What you have to do:
Pick out each line of the records that includes the string "ffffff", and copy it.

• • •

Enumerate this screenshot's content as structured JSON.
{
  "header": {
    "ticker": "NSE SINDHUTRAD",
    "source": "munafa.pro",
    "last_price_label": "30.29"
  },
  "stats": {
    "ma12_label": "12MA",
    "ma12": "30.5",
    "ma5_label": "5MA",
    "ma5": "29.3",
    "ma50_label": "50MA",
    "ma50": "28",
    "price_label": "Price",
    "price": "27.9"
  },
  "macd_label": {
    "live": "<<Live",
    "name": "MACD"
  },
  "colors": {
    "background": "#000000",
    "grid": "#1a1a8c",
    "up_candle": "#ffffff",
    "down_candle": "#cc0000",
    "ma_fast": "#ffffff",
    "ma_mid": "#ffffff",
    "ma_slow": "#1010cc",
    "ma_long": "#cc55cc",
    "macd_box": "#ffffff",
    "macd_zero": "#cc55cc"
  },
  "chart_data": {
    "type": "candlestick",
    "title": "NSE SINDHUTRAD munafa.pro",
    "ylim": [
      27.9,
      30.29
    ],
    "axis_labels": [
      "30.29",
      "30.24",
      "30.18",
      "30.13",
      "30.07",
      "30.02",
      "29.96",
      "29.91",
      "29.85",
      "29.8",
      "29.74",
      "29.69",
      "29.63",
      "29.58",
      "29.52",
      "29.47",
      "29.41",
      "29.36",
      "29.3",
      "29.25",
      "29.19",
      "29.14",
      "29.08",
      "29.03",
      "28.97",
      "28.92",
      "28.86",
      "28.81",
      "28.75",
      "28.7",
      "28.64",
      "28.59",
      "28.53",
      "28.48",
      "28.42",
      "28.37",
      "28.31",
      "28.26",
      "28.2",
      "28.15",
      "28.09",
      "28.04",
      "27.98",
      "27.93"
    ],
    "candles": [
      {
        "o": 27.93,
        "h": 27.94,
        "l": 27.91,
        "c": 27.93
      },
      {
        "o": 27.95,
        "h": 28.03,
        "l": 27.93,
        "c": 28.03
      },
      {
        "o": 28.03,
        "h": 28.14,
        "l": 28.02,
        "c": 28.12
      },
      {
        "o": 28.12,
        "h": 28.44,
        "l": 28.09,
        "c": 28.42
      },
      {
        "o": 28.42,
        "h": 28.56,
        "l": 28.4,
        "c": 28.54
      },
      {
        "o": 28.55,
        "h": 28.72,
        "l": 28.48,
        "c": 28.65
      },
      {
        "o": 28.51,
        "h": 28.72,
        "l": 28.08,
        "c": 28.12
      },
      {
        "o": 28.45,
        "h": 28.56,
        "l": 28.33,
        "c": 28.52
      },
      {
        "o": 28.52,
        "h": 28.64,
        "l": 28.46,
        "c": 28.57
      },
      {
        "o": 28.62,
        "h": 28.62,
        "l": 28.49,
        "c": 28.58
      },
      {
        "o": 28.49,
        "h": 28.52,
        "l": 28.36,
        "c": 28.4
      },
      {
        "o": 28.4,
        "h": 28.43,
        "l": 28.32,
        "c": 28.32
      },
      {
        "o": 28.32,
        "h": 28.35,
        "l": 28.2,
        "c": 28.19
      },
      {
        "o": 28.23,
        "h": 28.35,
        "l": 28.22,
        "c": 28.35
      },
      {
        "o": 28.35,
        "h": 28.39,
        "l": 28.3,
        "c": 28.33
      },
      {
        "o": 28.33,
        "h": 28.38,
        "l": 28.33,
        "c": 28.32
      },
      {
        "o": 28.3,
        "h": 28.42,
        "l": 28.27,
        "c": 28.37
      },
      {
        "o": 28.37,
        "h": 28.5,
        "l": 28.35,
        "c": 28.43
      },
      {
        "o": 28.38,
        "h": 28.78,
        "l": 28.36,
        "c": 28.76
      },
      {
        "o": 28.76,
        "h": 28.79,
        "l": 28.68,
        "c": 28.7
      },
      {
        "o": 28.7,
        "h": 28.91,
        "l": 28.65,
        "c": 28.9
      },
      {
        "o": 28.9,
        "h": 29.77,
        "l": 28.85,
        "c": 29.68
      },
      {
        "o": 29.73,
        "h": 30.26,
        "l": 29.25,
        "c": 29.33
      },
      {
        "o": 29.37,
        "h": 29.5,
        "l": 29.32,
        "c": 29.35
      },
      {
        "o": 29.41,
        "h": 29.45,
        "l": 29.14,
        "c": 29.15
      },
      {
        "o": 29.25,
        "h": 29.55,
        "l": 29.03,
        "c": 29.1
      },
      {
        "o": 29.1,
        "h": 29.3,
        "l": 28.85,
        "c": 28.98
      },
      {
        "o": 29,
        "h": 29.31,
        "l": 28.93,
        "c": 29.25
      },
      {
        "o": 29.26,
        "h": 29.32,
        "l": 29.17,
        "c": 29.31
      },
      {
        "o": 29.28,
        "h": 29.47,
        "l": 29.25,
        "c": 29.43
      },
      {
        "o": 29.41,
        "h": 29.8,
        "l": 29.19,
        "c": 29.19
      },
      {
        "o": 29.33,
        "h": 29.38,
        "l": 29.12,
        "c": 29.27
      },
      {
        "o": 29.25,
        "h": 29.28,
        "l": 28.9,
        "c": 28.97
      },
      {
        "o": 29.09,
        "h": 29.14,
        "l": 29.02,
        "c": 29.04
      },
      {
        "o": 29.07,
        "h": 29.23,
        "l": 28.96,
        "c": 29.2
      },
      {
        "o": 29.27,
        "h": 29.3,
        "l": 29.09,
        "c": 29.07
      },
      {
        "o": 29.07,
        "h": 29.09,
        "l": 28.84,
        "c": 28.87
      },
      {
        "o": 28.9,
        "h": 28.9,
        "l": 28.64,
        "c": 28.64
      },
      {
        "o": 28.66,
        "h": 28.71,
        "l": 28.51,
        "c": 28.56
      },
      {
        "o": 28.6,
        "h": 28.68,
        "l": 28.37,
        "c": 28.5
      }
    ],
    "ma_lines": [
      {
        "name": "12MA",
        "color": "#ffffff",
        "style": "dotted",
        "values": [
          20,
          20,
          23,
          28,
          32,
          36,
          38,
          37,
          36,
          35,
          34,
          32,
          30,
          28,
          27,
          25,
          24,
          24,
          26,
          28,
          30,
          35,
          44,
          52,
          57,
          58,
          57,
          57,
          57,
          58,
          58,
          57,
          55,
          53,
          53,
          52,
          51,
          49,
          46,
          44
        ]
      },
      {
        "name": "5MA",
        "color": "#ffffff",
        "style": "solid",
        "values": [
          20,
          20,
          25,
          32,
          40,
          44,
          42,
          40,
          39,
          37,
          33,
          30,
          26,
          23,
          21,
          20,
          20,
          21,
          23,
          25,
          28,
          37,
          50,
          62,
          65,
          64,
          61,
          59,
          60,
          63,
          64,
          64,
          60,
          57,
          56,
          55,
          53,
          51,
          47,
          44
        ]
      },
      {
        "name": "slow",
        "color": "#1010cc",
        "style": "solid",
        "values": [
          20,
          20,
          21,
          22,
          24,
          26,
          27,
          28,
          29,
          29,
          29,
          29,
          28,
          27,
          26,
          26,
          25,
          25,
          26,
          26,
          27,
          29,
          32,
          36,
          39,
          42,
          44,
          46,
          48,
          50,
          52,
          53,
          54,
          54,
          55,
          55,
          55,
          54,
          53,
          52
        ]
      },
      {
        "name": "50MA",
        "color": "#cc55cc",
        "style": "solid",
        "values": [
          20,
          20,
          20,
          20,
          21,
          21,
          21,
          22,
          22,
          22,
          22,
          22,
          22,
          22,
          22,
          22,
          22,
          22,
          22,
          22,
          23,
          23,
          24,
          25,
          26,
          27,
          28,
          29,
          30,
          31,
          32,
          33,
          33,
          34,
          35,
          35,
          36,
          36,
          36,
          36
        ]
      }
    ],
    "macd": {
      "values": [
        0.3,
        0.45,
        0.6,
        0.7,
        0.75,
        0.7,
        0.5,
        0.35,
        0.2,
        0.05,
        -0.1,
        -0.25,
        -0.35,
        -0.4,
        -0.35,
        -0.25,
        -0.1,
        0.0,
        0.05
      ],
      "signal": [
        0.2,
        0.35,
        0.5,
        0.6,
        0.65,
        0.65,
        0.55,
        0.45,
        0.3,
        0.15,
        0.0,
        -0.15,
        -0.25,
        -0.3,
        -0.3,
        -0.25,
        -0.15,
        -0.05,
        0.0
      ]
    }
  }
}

• • •

Written response:
    "up_candle": "#ffffff",
    "ma_fast": "#ffffff",
    "ma_mid": "#ffffff",
    "macd_box": "#ffffff",
        "color": "#ffffff",
        "color": "#ffffff",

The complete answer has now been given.